» **TASK STATEMENT**: State the number of lines with the string "Maarof" in them, and nothing else.

[Stored data]
>> BEGIN
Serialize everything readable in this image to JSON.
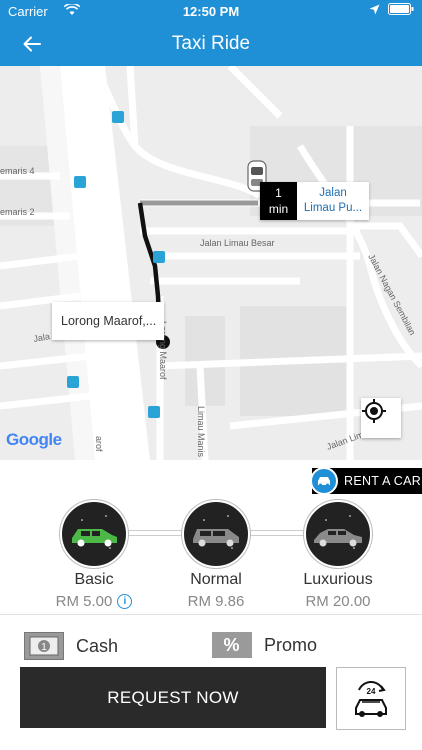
{
  "status_bar": {
    "carrier": "Carrier",
    "time": "12:50 PM"
  },
  "header": {
    "title": "Taxi Ride"
  },
  "map": {
    "street_labels": [
      "Jalan Limau Besar",
      "Jalan Nagan Sembilan",
      "Lorong Maarof",
      "Limau Manis",
      "emaris 4",
      "emaris 2",
      "Jalan Limau",
      "arof",
      "Jala"
    ],
    "google_logo": "Google",
    "destination_popup": {
      "eta_value": "1",
      "eta_unit": "min",
      "address_line1": "Jalan",
      "address_line2": "Limau Pu..."
    },
    "source_popup": {
      "address": "Lorong Maarof,..."
    }
  },
  "rent_a_car": {
    "label": "RENT A CAR"
  },
  "ride_options": [
    {
      "name": "Basic",
      "price": "RM 5.00",
      "selected": true,
      "car_color": "#4cb848"
    },
    {
      "name": "Normal",
      "price": "RM 9.86",
      "selected": false,
      "car_color": "#8a8a8a"
    },
    {
      "name": "Luxurious",
      "price": "RM 20.00",
      "selected": false,
      "car_color": "#8a8a8a"
    }
  ],
  "payment": {
    "method": "Cash",
    "promo": "Promo",
    "promo_icon_text": "%"
  },
  "actions": {
    "request_label": "REQUEST NOW",
    "badge_text": "24"
  },
  "colors": {
    "brand": "#1f8fd6",
    "dark": "#2a2a2a",
    "selected_car": "#4cb848"
  }
}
>> END
» **WRITTEN RESPONSE**: 2